**PROBLEM TO WORK ON**
Below is a listing; reproduce each line of it exactly.

**ENTRIES SUPPLIED**
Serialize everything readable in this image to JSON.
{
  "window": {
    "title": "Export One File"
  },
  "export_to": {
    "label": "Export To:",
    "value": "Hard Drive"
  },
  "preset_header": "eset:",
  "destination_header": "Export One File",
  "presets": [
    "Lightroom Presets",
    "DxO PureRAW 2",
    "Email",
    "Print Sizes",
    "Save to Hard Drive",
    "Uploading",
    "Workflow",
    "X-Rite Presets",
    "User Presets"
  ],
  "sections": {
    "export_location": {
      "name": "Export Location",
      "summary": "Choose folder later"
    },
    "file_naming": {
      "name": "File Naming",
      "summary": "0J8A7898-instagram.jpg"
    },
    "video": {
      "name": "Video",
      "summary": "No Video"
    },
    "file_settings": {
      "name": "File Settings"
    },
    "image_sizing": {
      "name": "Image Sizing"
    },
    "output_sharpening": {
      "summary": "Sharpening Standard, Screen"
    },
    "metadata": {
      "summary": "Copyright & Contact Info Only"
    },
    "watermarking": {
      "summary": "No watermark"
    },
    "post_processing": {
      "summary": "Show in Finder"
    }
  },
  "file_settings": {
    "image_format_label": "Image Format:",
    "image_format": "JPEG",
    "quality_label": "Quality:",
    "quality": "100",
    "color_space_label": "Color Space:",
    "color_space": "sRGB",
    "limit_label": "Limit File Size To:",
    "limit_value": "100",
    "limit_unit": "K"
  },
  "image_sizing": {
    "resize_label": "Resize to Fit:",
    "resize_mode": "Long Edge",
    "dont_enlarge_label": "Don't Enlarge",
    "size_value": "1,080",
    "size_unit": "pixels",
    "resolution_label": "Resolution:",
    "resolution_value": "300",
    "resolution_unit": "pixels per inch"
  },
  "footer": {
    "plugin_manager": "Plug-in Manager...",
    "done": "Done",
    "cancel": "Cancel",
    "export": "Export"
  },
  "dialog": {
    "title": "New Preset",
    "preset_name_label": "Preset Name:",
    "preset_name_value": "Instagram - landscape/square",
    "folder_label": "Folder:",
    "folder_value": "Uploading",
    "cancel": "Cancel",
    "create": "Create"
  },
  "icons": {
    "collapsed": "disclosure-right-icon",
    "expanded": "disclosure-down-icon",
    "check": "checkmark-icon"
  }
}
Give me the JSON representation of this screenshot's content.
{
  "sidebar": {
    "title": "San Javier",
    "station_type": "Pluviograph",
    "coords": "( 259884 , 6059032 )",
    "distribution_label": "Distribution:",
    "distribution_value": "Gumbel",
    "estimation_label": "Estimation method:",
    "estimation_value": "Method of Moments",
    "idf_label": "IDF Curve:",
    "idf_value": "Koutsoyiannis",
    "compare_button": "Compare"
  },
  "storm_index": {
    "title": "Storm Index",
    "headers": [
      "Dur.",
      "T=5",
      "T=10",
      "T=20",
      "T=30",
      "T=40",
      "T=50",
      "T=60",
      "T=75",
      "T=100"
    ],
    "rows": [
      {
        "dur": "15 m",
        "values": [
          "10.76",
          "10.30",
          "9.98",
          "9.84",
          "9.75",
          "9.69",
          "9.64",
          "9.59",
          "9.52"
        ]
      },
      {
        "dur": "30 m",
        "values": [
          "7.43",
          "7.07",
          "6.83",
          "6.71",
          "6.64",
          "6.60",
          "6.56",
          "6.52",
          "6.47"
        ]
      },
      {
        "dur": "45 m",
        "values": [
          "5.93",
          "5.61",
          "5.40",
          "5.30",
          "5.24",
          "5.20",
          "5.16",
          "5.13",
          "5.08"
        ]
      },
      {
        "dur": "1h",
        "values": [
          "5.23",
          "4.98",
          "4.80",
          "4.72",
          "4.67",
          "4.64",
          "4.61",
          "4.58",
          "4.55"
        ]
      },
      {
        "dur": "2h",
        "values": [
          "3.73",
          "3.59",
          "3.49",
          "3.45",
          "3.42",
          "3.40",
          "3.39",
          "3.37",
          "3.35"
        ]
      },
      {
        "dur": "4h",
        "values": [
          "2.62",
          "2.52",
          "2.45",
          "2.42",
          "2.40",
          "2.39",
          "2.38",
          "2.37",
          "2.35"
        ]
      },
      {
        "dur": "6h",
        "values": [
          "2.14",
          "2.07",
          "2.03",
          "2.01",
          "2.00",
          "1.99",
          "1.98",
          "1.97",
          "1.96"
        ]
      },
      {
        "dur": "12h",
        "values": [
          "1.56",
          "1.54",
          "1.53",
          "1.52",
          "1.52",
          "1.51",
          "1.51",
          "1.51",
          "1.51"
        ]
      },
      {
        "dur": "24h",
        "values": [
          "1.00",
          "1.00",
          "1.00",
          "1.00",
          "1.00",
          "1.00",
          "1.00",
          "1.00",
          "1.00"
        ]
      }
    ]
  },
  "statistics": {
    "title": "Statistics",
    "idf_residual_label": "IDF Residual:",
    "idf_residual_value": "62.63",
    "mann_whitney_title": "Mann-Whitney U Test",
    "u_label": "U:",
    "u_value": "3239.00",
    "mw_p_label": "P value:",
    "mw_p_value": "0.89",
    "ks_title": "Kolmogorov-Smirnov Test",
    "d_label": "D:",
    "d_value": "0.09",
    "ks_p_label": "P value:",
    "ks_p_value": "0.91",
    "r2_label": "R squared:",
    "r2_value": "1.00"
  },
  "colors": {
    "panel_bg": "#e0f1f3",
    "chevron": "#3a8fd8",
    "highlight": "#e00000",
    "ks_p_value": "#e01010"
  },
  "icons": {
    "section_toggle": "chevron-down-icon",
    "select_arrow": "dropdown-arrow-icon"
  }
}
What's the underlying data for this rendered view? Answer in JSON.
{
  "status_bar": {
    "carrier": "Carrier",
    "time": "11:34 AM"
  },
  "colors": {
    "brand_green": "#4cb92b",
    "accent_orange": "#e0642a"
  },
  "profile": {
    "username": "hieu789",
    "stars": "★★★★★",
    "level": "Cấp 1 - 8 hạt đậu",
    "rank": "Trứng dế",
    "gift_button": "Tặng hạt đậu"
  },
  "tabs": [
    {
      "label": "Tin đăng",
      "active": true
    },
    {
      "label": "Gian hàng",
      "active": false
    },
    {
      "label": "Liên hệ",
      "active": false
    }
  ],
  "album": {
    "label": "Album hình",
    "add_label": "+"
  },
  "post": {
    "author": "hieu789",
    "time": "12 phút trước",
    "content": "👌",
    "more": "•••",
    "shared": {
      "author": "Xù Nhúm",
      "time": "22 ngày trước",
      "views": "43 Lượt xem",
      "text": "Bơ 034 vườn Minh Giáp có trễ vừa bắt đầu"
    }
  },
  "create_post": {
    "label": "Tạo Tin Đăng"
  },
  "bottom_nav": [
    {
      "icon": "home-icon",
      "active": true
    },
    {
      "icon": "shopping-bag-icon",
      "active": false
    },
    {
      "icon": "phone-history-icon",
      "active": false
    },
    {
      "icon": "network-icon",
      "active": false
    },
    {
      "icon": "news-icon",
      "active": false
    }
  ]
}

**SOLUTION TO THIS TASK**
Serialize everything readable in this image to JSON.
{
  "window": {
    "title": "Export One File"
  },
  "export_to": {
    "label": "Export To:",
    "value": "Hard Drive"
  },
  "preset_header": "eset:",
  "destination_header": "Export One File",
  "presets": [
    "Lightroom Presets",
    "DxO PureRAW 2",
    "Email",
    "Print Sizes",
    "Save to Hard Drive",
    "Uploading",
    "Workflow",
    "X-Rite Presets",
    "User Presets"
  ],
  "sections": {
    "export_location": {
      "name": "Export Location",
      "summary": "Choose folder later"
    },
    "file_naming": {
      "name": "File Naming",
      "summary": "0J8A7898-instagram.jpg"
    },
    "video": {
      "name": "Video",
      "summary": "No Video"
    },
    "file_settings": {
      "name": "File Settings"
    },
    "image_sizing": {
      "name": "Image Sizing"
    },
    "output_sharpening": {
      "summary": "Sharpening Standard, Screen"
    },
    "metadata": {
      "summary": "Copyright & Contact Info Only"
    },
    "watermarking": {
      "summary": "No watermark"
    },
    "post_processing": {
      "summary": "Show in Finder"
    }
  },
  "file_settings": {
    "image_format_label": "Image Format:",
    "image_format": "JPEG",
    "quality_label": "Quality:",
    "quality": "100",
    "color_space_label": "Color Space:",
    "color_space": "sRGB",
    "limit_label": "Limit File Size To:",
    "limit_value": "100",
    "limit_unit": "K"
  },
  "image_sizing": {
    "resize_label": "Resize to Fit:",
    "resize_mode": "Long Edge",
    "dont_enlarge_label": "Don't Enlarge",
    "size_value": "1,080",
    "size_unit": "pixels",
    "resolution_label": "Resolution:",
    "resolution_value": "300",
    "resolution_unit": "pixels per inch"
  },
  "footer": {
    "plugin_manager": "Plug-in Manager...",
    "done": "Done",
    "cancel": "Cancel",
    "export": "Export"
  },
  "dialog": {
    "title": "New Preset",
    "preset_name_label": "Preset Name:",
    "preset_name_value": "Instagram - landscape/square",
    "folder_label": "Folder:",
    "folder_value": "Uploading",
    "cancel": "Cancel",
    "create": "Create"
  },
  "icons": {
    "collapsed": "disclosure-right-icon",
    "expanded": "disclosure-down-icon",
    "check": "checkmark-icon"
  }
}
Give me the JSON representation of this screenshot's content.
{
  "sidebar": {
    "title": "San Javier",
    "station_type": "Pluviograph",
    "coords": "( 259884 , 6059032 )",
    "distribution_label": "Distribution:",
    "distribution_value": "Gumbel",
    "estimation_label": "Estimation method:",
    "estimation_value": "Method of Moments",
    "idf_label": "IDF Curve:",
    "idf_value": "Koutsoyiannis",
    "compare_button": "Compare"
  },
  "storm_index": {
    "title": "Storm Index",
    "headers": [
      "Dur.",
      "T=5",
      "T=10",
      "T=20",
      "T=30",
      "T=40",
      "T=50",
      "T=60",
      "T=75",
      "T=100"
    ],
    "rows": [
      {
        "dur": "15 m",
        "values": [
          "10.76",
          "10.30",
          "9.98",
          "9.84",
          "9.75",
          "9.69",
          "9.64",
          "9.59",
          "9.52"
        ]
      },
      {
        "dur": "30 m",
        "values": [
          "7.43",
          "7.07",
          "6.83",
          "6.71",
          "6.64",
          "6.60",
          "6.56",
          "6.52",
          "6.47"
        ]
      },
      {
        "dur": "45 m",
        "values": [
          "5.93",
          "5.61",
          "5.40",
          "5.30",
          "5.24",
          "5.20",
          "5.16",
          "5.13",
          "5.08"
        ]
      },
      {
        "dur": "1h",
        "values": [
          "5.23",
          "4.98",
          "4.80",
          "4.72",
          "4.67",
          "4.64",
          "4.61",
          "4.58",
          "4.55"
        ]
      },
      {
        "dur": "2h",
        "values": [
          "3.73",
          "3.59",
          "3.49",
          "3.45",
          "3.42",
          "3.40",
          "3.39",
          "3.37",
          "3.35"
        ]
      },
      {
        "dur": "4h",
        "values": [
          "2.62",
          "2.52",
          "2.45",
          "2.42",
          "2.40",
          "2.39",
          "2.38",
          "2.37",
          "2.35"
        ]
      },
      {
        "dur": "6h",
        "values": [
          "2.14",
          "2.07",
          "2.03",
          "2.01",
          "2.00",
          "1.99",
          "1.98",
          "1.97",
          "1.96"
        ]
      },
      {
        "dur": "12h",
        "values": [
          "1.56",
          "1.54",
          "1.53",
          "1.52",
          "1.52",
          "1.51",
          "1.51",
          "1.51",
          "1.51"
        ]
      },
      {
        "dur": "24h",
        "values": [
          "1.00",
          "1.00",
          "1.00",
          "1.00",
          "1.00",
          "1.00",
          "1.00",
          "1.00",
          "1.00"
        ]
      }
    ]
  },
  "statistics": {
    "title": "Statistics",
    "idf_residual_label": "IDF Residual:",
    "idf_residual_value": "62.63",
    "mann_whitney_title": "Mann-Whitney U Test",
    "u_label": "U:",
    "u_value": "3239.00",
    "mw_p_label": "P value:",
    "mw_p_value": "0.89",
    "ks_title": "Kolmogorov-Smirnov Test",
    "d_label": "D:",
    "d_value": "0.09",
    "ks_p_label": "P value:",
    "ks_p_value": "0.91",
    "r2_label": "R squared:",
    "r2_value": "1.00"
  },
  "colors": {
    "panel_bg": "#e0f1f3",
    "chevron": "#3a8fd8",
    "highlight": "#e00000",
    "ks_p_value": "#e01010"
  },
  "icons": {
    "section_toggle": "chevron-down-icon",
    "select_arrow": "dropdown-arrow-icon"
  }
}
What's the underlying data for this rendered view? Answer in JSON.
{
  "status_bar": {
    "carrier": "Carrier",
    "time": "11:34 AM"
  },
  "colors": {
    "brand_green": "#4cb92b",
    "accent_orange": "#e0642a"
  },
  "profile": {
    "username": "hieu789",
    "stars": "★★★★★",
    "level": "Cấp 1 - 8 hạt đậu",
    "rank": "Trứng dế",
    "gift_button": "Tặng hạt đậu"
  },
  "tabs": [
    {
      "label": "Tin đăng",
      "active": true
    },
    {
      "label": "Gian hàng",
      "active": false
    },
    {
      "label": "Liên hệ",
      "active": false
    }
  ],
  "album": {
    "label": "Album hình",
    "add_label": "+"
  },
  "post": {
    "author": "hieu789",
    "time": "12 phút trước",
    "content": "👌",
    "more": "•••",
    "shared": {
      "author": "Xù Nhúm",
      "time": "22 ngày trước",
      "views": "43 Lượt xem",
      "text": "Bơ 034 vườn Minh Giáp có trễ vừa bắt đầu"
    }
  },
  "create_post": {
    "label": "Tạo Tin Đăng"
  },
  "bottom_nav": [
    {
      "icon": "home-icon",
      "active": true
    },
    {
      "icon": "shopping-bag-icon",
      "active": false
    },
    {
      "icon": "phone-history-icon",
      "active": false
    },
    {
      "icon": "network-icon",
      "active": false
    },
    {
      "icon": "news-icon",
      "active": false
    }
  ]
}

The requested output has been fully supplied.